→ **WHAT IS REQUIRED**: Report each line of the entries that contains the word "strato", copied in full.

→ **DATASET RECORDS**:
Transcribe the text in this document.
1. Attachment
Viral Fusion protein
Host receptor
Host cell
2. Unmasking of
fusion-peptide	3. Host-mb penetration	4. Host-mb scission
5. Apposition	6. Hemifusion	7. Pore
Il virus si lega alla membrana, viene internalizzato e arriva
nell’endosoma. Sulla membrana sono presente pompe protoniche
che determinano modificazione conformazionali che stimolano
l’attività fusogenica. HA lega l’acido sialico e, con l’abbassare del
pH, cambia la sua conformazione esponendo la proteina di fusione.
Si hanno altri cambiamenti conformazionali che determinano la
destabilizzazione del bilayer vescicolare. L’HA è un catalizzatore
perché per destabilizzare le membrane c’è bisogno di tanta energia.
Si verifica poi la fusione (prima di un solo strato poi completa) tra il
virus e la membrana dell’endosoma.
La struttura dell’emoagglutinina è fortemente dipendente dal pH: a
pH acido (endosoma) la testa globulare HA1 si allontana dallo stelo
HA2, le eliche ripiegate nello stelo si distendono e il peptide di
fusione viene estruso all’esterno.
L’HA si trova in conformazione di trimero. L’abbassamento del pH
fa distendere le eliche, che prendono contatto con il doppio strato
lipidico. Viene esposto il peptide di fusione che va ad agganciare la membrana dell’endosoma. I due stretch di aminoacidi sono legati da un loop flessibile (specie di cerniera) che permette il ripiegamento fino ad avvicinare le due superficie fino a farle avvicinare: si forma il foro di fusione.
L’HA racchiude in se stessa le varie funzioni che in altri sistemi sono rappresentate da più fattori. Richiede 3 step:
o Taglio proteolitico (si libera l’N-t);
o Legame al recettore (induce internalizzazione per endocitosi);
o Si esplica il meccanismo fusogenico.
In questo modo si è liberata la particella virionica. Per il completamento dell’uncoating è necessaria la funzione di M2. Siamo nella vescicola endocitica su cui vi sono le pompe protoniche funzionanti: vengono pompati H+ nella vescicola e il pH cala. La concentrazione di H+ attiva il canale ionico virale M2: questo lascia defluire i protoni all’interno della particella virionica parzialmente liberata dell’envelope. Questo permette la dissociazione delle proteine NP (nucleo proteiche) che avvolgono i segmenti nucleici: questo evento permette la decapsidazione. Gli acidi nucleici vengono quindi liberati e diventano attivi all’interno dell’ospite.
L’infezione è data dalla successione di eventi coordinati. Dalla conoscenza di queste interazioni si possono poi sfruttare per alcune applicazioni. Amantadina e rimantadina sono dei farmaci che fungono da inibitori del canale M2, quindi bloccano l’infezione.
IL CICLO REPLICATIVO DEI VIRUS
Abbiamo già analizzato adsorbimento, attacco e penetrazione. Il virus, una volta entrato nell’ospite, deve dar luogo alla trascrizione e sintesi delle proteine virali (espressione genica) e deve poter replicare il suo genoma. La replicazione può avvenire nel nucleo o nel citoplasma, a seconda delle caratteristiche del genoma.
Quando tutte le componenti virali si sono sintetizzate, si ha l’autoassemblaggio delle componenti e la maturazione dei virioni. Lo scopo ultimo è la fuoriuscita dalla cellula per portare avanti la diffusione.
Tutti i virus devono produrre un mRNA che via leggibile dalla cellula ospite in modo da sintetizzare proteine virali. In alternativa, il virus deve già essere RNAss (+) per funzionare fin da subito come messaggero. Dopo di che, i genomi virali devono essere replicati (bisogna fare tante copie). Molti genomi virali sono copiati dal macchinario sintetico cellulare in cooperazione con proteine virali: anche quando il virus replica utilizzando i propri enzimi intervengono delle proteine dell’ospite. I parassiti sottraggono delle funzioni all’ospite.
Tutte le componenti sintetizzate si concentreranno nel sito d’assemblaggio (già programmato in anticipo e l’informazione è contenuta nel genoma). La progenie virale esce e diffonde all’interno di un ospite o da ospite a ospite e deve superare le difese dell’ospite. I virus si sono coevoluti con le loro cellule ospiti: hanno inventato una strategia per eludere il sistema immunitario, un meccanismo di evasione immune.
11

→ **EXERCISE SOLUTION**:
Si verifica poi la fusione (prima di un solo strato poi completa) tra il
fa distendere le eliche, che prendono contatto con il doppio strato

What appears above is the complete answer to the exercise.